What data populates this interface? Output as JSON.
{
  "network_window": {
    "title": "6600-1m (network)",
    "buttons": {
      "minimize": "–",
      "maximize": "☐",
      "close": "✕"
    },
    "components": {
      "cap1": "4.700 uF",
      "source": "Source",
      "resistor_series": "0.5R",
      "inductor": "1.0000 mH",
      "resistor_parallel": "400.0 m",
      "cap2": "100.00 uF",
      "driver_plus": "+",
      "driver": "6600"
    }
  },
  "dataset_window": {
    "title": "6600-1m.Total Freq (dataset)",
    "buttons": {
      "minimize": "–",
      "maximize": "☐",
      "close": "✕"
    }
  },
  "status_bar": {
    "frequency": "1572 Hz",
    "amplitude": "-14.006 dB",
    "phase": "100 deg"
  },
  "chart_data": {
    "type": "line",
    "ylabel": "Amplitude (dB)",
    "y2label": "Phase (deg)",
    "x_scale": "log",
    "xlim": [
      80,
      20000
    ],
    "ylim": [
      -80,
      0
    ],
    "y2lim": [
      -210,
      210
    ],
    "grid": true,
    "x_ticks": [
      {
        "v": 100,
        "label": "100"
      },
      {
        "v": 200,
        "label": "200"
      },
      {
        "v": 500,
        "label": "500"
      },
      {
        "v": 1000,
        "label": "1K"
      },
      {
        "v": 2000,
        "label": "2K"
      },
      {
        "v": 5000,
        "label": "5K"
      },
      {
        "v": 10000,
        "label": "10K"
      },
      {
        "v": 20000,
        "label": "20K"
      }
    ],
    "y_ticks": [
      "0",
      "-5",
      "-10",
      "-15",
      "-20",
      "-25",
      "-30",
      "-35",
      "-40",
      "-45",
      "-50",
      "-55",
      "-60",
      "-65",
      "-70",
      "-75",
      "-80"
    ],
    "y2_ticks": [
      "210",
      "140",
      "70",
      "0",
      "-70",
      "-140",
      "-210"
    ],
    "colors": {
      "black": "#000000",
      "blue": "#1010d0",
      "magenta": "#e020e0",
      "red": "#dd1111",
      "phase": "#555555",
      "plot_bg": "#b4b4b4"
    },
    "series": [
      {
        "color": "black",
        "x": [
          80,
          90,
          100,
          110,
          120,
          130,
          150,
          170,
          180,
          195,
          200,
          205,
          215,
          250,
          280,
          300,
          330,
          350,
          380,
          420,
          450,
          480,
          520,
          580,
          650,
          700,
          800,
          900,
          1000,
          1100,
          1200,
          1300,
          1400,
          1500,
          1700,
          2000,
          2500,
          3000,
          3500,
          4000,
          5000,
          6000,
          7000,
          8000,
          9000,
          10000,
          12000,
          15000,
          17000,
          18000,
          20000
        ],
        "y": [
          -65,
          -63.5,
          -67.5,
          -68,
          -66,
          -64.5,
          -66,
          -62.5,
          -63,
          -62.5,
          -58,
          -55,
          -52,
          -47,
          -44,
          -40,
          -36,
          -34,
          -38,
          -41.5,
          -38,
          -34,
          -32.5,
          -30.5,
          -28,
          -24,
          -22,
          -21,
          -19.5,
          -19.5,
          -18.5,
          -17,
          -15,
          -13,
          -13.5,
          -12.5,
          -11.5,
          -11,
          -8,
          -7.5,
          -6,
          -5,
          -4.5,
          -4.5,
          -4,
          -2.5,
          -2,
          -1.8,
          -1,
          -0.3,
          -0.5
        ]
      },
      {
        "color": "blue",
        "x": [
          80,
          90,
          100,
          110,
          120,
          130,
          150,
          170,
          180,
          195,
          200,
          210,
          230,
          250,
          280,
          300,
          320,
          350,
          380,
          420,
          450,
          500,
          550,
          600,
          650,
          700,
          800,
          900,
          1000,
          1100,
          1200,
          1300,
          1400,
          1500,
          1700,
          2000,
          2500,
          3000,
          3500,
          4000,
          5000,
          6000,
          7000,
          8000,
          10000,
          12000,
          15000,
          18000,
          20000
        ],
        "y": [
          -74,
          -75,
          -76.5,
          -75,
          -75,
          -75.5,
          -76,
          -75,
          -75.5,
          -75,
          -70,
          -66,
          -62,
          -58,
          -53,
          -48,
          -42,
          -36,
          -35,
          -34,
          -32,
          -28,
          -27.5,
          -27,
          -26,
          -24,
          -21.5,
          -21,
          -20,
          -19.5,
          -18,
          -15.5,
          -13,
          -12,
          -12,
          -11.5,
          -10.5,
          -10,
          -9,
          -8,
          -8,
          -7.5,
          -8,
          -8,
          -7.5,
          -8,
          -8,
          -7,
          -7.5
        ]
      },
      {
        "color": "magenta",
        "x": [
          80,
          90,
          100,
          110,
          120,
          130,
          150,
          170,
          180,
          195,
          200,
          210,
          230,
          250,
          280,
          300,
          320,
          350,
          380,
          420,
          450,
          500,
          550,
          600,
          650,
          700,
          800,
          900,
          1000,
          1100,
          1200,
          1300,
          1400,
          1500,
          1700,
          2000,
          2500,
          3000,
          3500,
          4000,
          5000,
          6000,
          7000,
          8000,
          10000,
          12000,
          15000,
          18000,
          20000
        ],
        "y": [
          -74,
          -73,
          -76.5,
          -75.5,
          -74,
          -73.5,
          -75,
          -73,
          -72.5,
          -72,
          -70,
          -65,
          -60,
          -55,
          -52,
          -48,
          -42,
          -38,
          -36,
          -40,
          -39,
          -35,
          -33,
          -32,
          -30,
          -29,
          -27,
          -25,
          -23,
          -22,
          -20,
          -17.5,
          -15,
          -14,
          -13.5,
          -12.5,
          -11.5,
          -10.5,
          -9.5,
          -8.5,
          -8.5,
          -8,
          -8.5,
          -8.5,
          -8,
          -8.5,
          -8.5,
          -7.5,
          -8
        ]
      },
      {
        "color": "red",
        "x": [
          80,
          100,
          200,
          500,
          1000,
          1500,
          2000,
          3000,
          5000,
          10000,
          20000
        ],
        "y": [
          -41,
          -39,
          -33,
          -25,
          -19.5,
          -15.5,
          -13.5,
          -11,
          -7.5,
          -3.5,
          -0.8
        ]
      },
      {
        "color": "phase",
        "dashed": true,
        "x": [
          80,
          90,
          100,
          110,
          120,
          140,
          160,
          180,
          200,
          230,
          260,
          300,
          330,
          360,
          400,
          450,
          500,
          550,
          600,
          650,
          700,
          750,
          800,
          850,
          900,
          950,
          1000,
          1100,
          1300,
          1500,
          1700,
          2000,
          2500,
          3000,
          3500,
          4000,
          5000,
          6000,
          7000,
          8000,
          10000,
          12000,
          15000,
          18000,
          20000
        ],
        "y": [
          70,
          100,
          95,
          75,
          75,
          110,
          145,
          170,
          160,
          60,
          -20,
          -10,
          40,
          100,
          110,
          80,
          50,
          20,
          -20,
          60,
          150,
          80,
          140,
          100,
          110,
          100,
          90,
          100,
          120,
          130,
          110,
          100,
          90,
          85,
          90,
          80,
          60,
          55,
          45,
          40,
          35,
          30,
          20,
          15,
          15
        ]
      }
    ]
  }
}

*Challenge*
Reproduce the listing shown above in its entirety, exactly.

*Expected answer*
What data populates this interface? Output as JSON.
{
  "network_window": {
    "title": "6600-1m (network)",
    "buttons": {
      "minimize": "–",
      "maximize": "☐",
      "close": "✕"
    },
    "components": {
      "cap1": "4.700 uF",
      "source": "Source",
      "resistor_series": "0.5R",
      "inductor": "1.0000 mH",
      "resistor_parallel": "400.0 m",
      "cap2": "100.00 uF",
      "driver_plus": "+",
      "driver": "6600"
    }
  },
  "dataset_window": {
    "title": "6600-1m.Total Freq (dataset)",
    "buttons": {
      "minimize": "–",
      "maximize": "☐",
      "close": "✕"
    }
  },
  "status_bar": {
    "frequency": "1572 Hz",
    "amplitude": "-14.006 dB",
    "phase": "100 deg"
  },
  "chart_data": {
    "type": "line",
    "ylabel": "Amplitude (dB)",
    "y2label": "Phase (deg)",
    "x_scale": "log",
    "xlim": [
      80,
      20000
    ],
    "ylim": [
      -80,
      0
    ],
    "y2lim": [
      -210,
      210
    ],
    "grid": true,
    "x_ticks": [
      {
        "v": 100,
        "label": "100"
      },
      {
        "v": 200,
        "label": "200"
      },
      {
        "v": 500,
        "label": "500"
      },
      {
        "v": 1000,
        "label": "1K"
      },
      {
        "v": 2000,
        "label": "2K"
      },
      {
        "v": 5000,
        "label": "5K"
      },
      {
        "v": 10000,
        "label": "10K"
      },
      {
        "v": 20000,
        "label": "20K"
      }
    ],
    "y_ticks": [
      "0",
      "-5",
      "-10",
      "-15",
      "-20",
      "-25",
      "-30",
      "-35",
      "-40",
      "-45",
      "-50",
      "-55",
      "-60",
      "-65",
      "-70",
      "-75",
      "-80"
    ],
    "y2_ticks": [
      "210",
      "140",
      "70",
      "0",
      "-70",
      "-140",
      "-210"
    ],
    "colors": {
      "black": "#000000",
      "blue": "#1010d0",
      "magenta": "#e020e0",
      "red": "#dd1111",
      "phase": "#555555",
      "plot_bg": "#b4b4b4"
    },
    "series": [
      {
        "color": "black",
        "x": [
          80,
          90,
          100,
          110,
          120,
          130,
          150,
          170,
          180,
          195,
          200,
          205,
          215,
          250,
          280,
          300,
          330,
          350,
          380,
          420,
          450,
          480,
          520,
          580,
          650,
          700,
          800,
          900,
          1000,
          1100,
          1200,
          1300,
          1400,
          1500,
          1700,
          2000,
          2500,
          3000,
          3500,
          4000,
          5000,
          6000,
          7000,
          8000,
          9000,
          10000,
          12000,
          15000,
          17000,
          18000,
          20000
        ],
        "y": [
          -65,
          -63.5,
          -67.5,
          -68,
          -66,
          -64.5,
          -66,
          -62.5,
          -63,
          -62.5,
          -58,
          -55,
          -52,
          -47,
          -44,
          -40,
          -36,
          -34,
          -38,
          -41.5,
          -38,
          -34,
          -32.5,
          -30.5,
          -28,
          -24,
          -22,
          -21,
          -19.5,
          -19.5,
          -18.5,
          -17,
          -15,
          -13,
          -13.5,
          -12.5,
          -11.5,
          -11,
          -8,
          -7.5,
          -6,
          -5,
          -4.5,
          -4.5,
          -4,
          -2.5,
          -2,
          -1.8,
          -1,
          -0.3,
          -0.5
        ]
      },
      {
        "color": "blue",
        "x": [
          80,
          90,
          100,
          110,
          120,
          130,
          150,
          170,
          180,
          195,
          200,
          210,
          230,
          250,
          280,
          300,
          320,
          350,
          380,
          420,
          450,
          500,
          550,
          600,
          650,
          700,
          800,
          900,
          1000,
          1100,
          1200,
          1300,
          1400,
          1500,
          1700,
          2000,
          2500,
          3000,
          3500,
          4000,
          5000,
          6000,
          7000,
          8000,
          10000,
          12000,
          15000,
          18000,
          20000
        ],
        "y": [
          -74,
          -75,
          -76.5,
          -75,
          -75,
          -75.5,
          -76,
          -75,
          -75.5,
          -75,
          -70,
          -66,
          -62,
          -58,
          -53,
          -48,
          -42,
          -36,
          -35,
          -34,
          -32,
          -28,
          -27.5,
          -27,
          -26,
          -24,
          -21.5,
          -21,
          -20,
          -19.5,
          -18,
          -15.5,
          -13,
          -12,
          -12,
          -11.5,
          -10.5,
          -10,
          -9,
          -8,
          -8,
          -7.5,
          -8,
          -8,
          -7.5,
          -8,
          -8,
          -7,
          -7.5
        ]
      },
      {
        "color": "magenta",
        "x": [
          80,
          90,
          100,
          110,
          120,
          130,
          150,
          170,
          180,
          195,
          200,
          210,
          230,
          250,
          280,
          300,
          320,
          350,
          380,
          420,
          450,
          500,
          550,
          600,
          650,
          700,
          800,
          900,
          1000,
          1100,
          1200,
          1300,
          1400,
          1500,
          1700,
          2000,
          2500,
          3000,
          3500,
          4000,
          5000,
          6000,
          7000,
          8000,
          10000,
          12000,
          15000,
          18000,
          20000
        ],
        "y": [
          -74,
          -73,
          -76.5,
          -75.5,
          -74,
          -73.5,
          -75,
          -73,
          -72.5,
          -72,
          -70,
          -65,
          -60,
          -55,
          -52,
          -48,
          -42,
          -38,
          -36,
          -40,
          -39,
          -35,
          -33,
          -32,
          -30,
          -29,
          -27,
          -25,
          -23,
          -22,
          -20,
          -17.5,
          -15,
          -14,
          -13.5,
          -12.5,
          -11.5,
          -10.5,
          -9.5,
          -8.5,
          -8.5,
          -8,
          -8.5,
          -8.5,
          -8,
          -8.5,
          -8.5,
          -7.5,
          -8
        ]
      },
      {
        "color": "red",
        "x": [
          80,
          100,
          200,
          500,
          1000,
          1500,
          2000,
          3000,
          5000,
          10000,
          20000
        ],
        "y": [
          -41,
          -39,
          -33,
          -25,
          -19.5,
          -15.5,
          -13.5,
          -11,
          -7.5,
          -3.5,
          -0.8
        ]
      },
      {
        "color": "phase",
        "dashed": true,
        "x": [
          80,
          90,
          100,
          110,
          120,
          140,
          160,
          180,
          200,
          230,
          260,
          300,
          330,
          360,
          400,
          450,
          500,
          550,
          600,
          650,
          700,
          750,
          800,
          850,
          900,
          950,
          1000,
          1100,
          1300,
          1500,
          1700,
          2000,
          2500,
          3000,
          3500,
          4000,
          5000,
          6000,
          7000,
          8000,
          10000,
          12000,
          15000,
          18000,
          20000
        ],
        "y": [
          70,
          100,
          95,
          75,
          75,
          110,
          145,
          170,
          160,
          60,
          -20,
          -10,
          40,
          100,
          110,
          80,
          50,
          20,
          -20,
          60,
          150,
          80,
          140,
          100,
          110,
          100,
          90,
          100,
          120,
          130,
          110,
          100,
          90,
          85,
          90,
          80,
          60,
          55,
          45,
          40,
          35,
          30,
          20,
          15,
          15
        ]
      }
    ]
  }
}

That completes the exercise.